---- Page extract

# Co-benefits of reduced carbon and water footprints and enhanced carbon sequestration with integrated organic–inorganic fertilization and cover cropping in hilly citrus orchards

**Authors:** Wenwen Ning, Jian Zhao, Prakash Lakshmanan, Shuai Wang, Yuanlong Ran, Tieguang He, Pengjie Zhan, Zeyu Wang, Sili Ye, Yu Xiang, Yi Wen, Xiaojun Shi, Jingkun Zhao, Yuting Zhang

PMC · DOI: 10.3389/fpls.2026.1763629 · 2026-02-25

## TL;DR

This study shows that combining organic fertilizers and cover crops in citrus orchards can reduce environmental costs while increasing yields and economic returns.

## Contribution

The study introduces an optimized nutrient management strategy that synergistically reduces carbon and water footprints while enhancing productivity in sloping citrus orchards.

## Key findings

- The optimized management (OPT) reduced carbon footprint by 26.9%–64.6% and water footprint by 75.7%–92.1%.
- Cover crops significantly decreased water footprint and mitigated carbon emissions and nutrient runoff.
- OPT increased citrus yield by 33.57% and economic returns by 45.51% compared to chemical fertilizer alone.

--------
---- Collected data

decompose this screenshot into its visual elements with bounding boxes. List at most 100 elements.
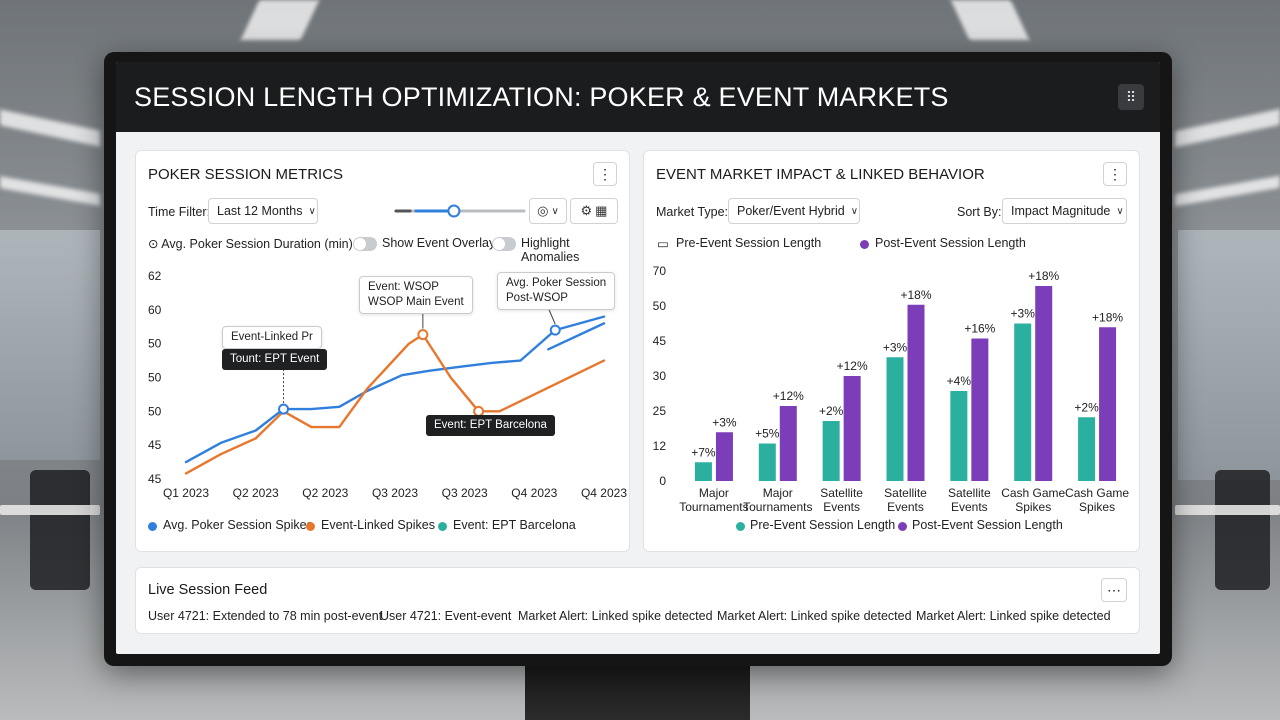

--------

## Brief
Continue the summary of the citrus orchard fertilization study from the last line shown.

## Response
## Abstract

Citrus, a globally significant fruit crop, is predominantly cultivated on sloping land in China with a large amount of resource input and incurs high environmental costs. Current research often relies on general parameters and rarely simultaneously assesses carbon footprint (CF) and water footprint (WF) to reveal the synergistic effects in emission reduction strategies. To address knowledge gaps, we conducted a 2-year county-scale survey and a 3-year field experiment in Zhongxian County, Chongqing, China. We optimized five nutrient management schemes, chemical fertilizer (Che), chemical fertilizer + organic manure (Che+Org), chemical fertilizer + cover crops (Che+CC), chemical fertilizer + organic manure + cover crops (Che+Org+CC), and optimized management (OPT), and analyzed them using the life cycle assessment (LCA) framework. The results showed that OPT achieved dual benefits of high productivity and low carbon–water cost, with a CF reduction of 26.9%–64.6% and a WF reduction of 75.7%–92.1% compared with other treatments. Nitrogen fertilizer production and application were the primary CF sources, whereas cover crop integration markedly decreased WF. A significant positive correlation between CF and grey WF (p < 0.05) indicates that cover crops simultaneously mitigated carbon emissions and reduced nitrogen/phosphorus runoff. While achieving these environmental benefits, the citrus yield of the OPT was 33.57% higher than that of the Che, and the economic returns were 45.51% higher. This study demonstrates that in the sloping land environment, selectively combining organic fertilizers and cover crops can transform the contradiction between yield and the environment into a synergistic effect, thereby deepening the understanding of sustainable nutrient management. The research results show that the OPT system is a superior nutrient management strategy for sloping citrus orchards. The research results also provide reliable and specific evidence to support the optimization of the “organic substitution” policy and offer a feasible approach for low-carbon, high-efficiency citrus production in ecologically fragile regions.

## Full-text entities

- **Chemicals:** carbon (MESH:D002244), Nitrogen (MESH:D009584), phosphorus (MESH:D010758), water (MESH:D014867), organic manure (-)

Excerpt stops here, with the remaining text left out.